Task goal:
Convert each line of the data below into a string in a JSON list, one string per line, skipping blank lines. Leave out the pictures.
[Start of Exercise data]
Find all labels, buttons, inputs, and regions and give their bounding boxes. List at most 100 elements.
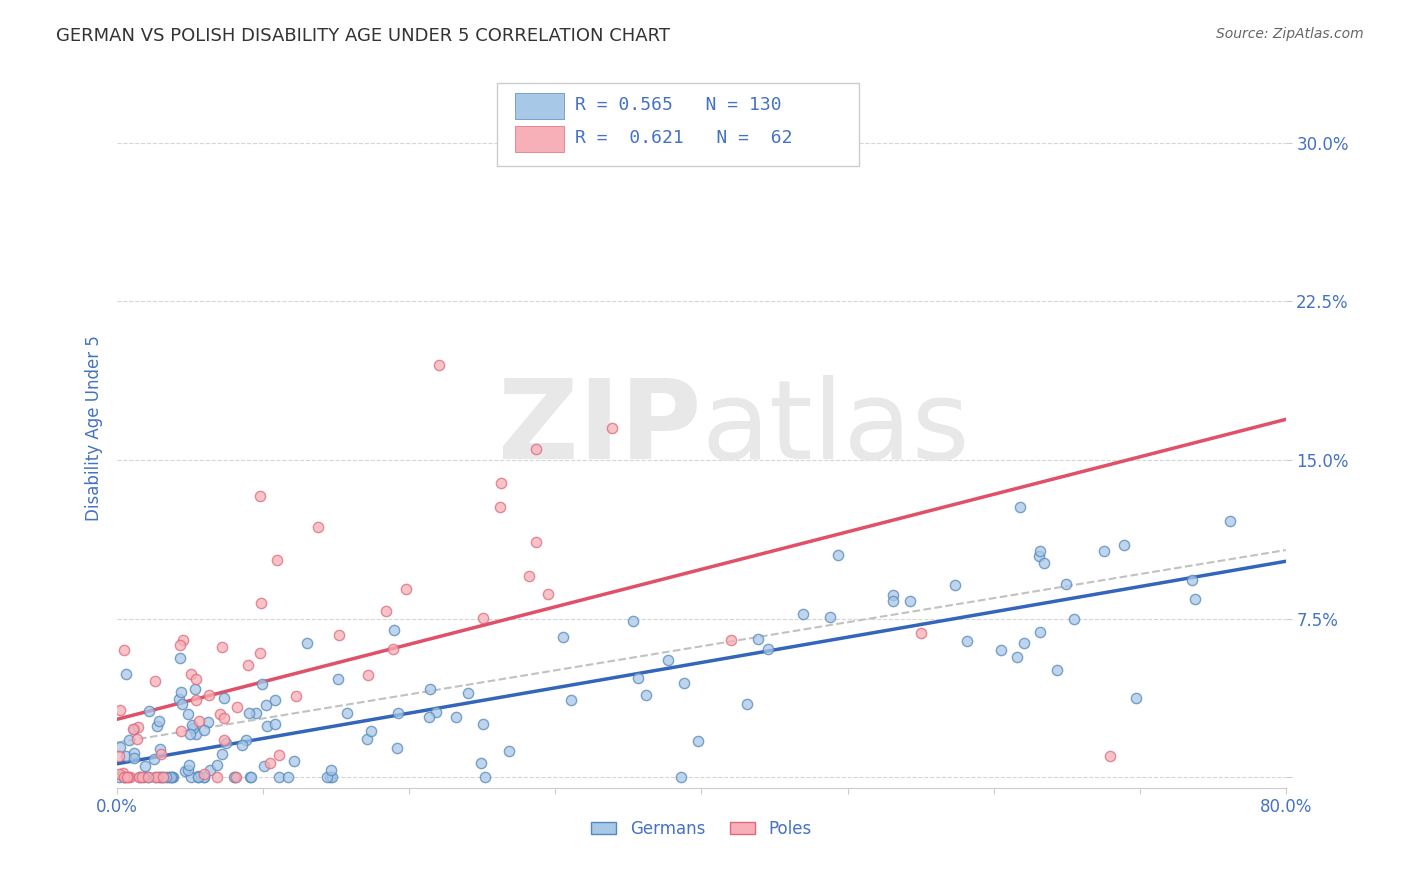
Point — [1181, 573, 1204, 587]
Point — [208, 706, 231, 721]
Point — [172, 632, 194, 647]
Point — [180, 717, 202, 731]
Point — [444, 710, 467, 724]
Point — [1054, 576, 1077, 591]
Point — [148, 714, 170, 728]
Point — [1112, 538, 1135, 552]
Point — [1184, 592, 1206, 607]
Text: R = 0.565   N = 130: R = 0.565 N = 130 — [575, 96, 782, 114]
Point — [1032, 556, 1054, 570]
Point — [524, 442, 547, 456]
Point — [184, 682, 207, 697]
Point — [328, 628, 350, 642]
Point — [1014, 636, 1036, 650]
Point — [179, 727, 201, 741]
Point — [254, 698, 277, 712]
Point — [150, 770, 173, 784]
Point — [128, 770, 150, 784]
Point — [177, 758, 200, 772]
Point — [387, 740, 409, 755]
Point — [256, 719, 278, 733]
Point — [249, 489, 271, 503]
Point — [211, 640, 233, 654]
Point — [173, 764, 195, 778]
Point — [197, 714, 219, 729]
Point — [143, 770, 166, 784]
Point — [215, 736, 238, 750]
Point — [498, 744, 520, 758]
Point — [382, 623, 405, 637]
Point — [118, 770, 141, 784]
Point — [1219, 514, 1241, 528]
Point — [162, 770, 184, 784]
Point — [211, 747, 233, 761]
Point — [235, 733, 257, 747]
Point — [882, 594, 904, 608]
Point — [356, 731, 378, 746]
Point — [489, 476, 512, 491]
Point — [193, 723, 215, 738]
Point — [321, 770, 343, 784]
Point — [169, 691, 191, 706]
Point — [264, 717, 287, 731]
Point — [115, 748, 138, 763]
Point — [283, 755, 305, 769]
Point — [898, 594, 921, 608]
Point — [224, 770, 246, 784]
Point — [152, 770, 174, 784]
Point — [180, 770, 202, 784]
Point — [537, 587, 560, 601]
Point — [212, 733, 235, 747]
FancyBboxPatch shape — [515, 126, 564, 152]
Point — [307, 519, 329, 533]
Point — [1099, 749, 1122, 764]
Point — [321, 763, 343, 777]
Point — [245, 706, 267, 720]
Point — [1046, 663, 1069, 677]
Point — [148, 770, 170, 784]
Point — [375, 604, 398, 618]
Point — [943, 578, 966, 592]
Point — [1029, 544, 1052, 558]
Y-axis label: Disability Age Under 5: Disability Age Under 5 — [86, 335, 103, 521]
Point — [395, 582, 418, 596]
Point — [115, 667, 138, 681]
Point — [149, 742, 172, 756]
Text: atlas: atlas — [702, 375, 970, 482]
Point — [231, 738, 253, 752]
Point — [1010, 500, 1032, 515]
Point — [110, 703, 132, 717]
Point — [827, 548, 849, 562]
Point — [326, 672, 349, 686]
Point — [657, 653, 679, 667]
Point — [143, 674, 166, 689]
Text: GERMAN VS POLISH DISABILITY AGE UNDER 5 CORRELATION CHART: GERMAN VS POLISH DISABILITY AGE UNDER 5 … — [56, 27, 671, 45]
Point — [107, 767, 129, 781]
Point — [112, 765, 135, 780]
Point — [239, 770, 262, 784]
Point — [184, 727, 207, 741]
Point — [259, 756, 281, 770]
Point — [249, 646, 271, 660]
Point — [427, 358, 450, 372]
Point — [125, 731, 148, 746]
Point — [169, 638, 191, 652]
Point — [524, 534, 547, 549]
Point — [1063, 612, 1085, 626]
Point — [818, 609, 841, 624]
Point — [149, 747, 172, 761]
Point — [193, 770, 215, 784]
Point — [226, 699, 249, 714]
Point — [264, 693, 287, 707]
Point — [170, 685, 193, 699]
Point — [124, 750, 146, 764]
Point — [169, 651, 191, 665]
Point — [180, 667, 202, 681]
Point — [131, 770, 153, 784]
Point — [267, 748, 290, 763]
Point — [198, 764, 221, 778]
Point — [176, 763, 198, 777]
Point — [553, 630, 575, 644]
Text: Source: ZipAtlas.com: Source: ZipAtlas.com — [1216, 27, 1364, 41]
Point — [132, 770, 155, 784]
[End of Exercise data]
Response to the task:
[
  "Find all labels, buttons, inputs, and regions and give their bounding boxes. List at most 100 elements.",
  "Point — [1181, 573, 1204, 587]",
  "Point — [208, 706, 231, 721]",
  "Point — [172, 632, 194, 647]",
  "Point — [180, 717, 202, 731]",
  "Point — [444, 710, 467, 724]",
  "Point — [1054, 576, 1077, 591]",
  "Point — [148, 714, 170, 728]",
  "Point — [1112, 538, 1135, 552]",
  "Point — [1184, 592, 1206, 607]",
  "Text: R = 0.565   N = 130: R = 0.565 N = 130 — [575, 96, 782, 114]",
  "Point — [1032, 556, 1054, 570]",
  "Point — [524, 442, 547, 456]",
  "Point — [184, 682, 207, 697]",
  "Point — [328, 628, 350, 642]",
  "Point — [1014, 636, 1036, 650]",
  "Point — [179, 727, 201, 741]",
  "Point — [254, 698, 277, 712]",
  "Point — [150, 770, 173, 784]",
  "Point — [128, 770, 150, 784]",
  "Point — [177, 758, 200, 772]",
  "Point — [387, 740, 409, 755]",
  "Point — [256, 719, 278, 733]",
  "Point — [249, 489, 271, 503]",
  "Point — [211, 640, 233, 654]",
  "Point — [173, 764, 195, 778]",
  "Point — [197, 714, 219, 729]",
  "Point — [143, 770, 166, 784]",
  "Point — [215, 736, 238, 750]",
  "Point — [498, 744, 520, 758]",
  "Point — [382, 623, 405, 637]",
  "Point — [118, 770, 141, 784]",
  "Point — [1219, 514, 1241, 528]",
  "Point — [162, 770, 184, 784]",
  "Point — [211, 747, 233, 761]",
  "Point — [235, 733, 257, 747]",
  "Point — [882, 594, 904, 608]",
  "Point — [356, 731, 378, 746]",
  "Point — [489, 476, 512, 491]",
  "Point — [193, 723, 215, 738]",
  "Point — [321, 770, 343, 784]",
  "Point — [169, 691, 191, 706]",
  "Point — [264, 717, 287, 731]",
  "Point — [115, 748, 138, 763]",
  "Point — [283, 755, 305, 769]",
  "Point — [898, 594, 921, 608]",
  "Point — [224, 770, 246, 784]",
  "Point — [152, 770, 174, 784]",
  "Point — [180, 770, 202, 784]",
  "Point — [537, 587, 560, 601]",
  "Point — [212, 733, 235, 747]",
  "FancyBboxPatch shape — [515, 126, 564, 152]",
  "Point — [307, 519, 329, 533]",
  "Point — [1099, 749, 1122, 764]",
  "Point — [321, 763, 343, 777]",
  "Point — [245, 706, 267, 720]",
  "Point — [1046, 663, 1069, 677]",
  "Point — [148, 770, 170, 784]",
  "Point — [375, 604, 398, 618]",
  "Point — [943, 578, 966, 592]",
  "Point — [1029, 544, 1052, 558]",
  "Y-axis label: Disability Age Under 5: Disability Age Under 5 — [86, 335, 103, 521]",
  "Point — [395, 582, 418, 596]",
  "Point — [115, 667, 138, 681]",
  "Point — [149, 742, 172, 756]",
  "Text: atlas: atlas — [702, 375, 970, 482]",
  "Point — [231, 738, 253, 752]",
  "Point — [1010, 500, 1032, 515]",
  "Point — [110, 703, 132, 717]",
  "Point — [827, 548, 849, 562]",
  "Point — [326, 672, 349, 686]",
  "Point — [657, 653, 679, 667]",
  "Point — [143, 674, 166, 689]",
  "Text: GERMAN VS POLISH DISABILITY AGE UNDER 5 CORRELATION CHART: GERMAN VS POLISH DISABILITY AGE UNDER 5 … — [56, 27, 671, 45]",
  "Point — [107, 767, 129, 781]",
  "Point — [112, 765, 135, 780]",
  "Point — [239, 770, 262, 784]",
  "Point — [184, 727, 207, 741]",
  "Point — [259, 756, 281, 770]",
  "Point — [249, 646, 271, 660]",
  "Point — [427, 358, 450, 372]",
  "Point — [125, 731, 148, 746]",
  "Point — [169, 638, 191, 652]",
  "Point — [524, 534, 547, 549]",
  "Point — [1063, 612, 1085, 626]",
  "Point — [818, 609, 841, 624]",
  "Point — [149, 747, 172, 761]",
  "Point — [193, 770, 215, 784]",
  "Point — [226, 699, 249, 714]",
  "Point — [264, 693, 287, 707]",
  "Point — [170, 685, 193, 699]",
  "Point — [124, 750, 146, 764]",
  "Point — [169, 651, 191, 665]",
  "Point — [180, 667, 202, 681]",
  "Point — [131, 770, 153, 784]",
  "Point — [267, 748, 290, 763]",
  "Point — [198, 764, 221, 778]",
  "Point — [176, 763, 198, 777]",
  "Point — [553, 630, 575, 644]",
  "Text: Source: ZipAtlas.com: Source: ZipAtlas.com — [1216, 27, 1364, 41]",
  "Point — [132, 770, 155, 784]"
]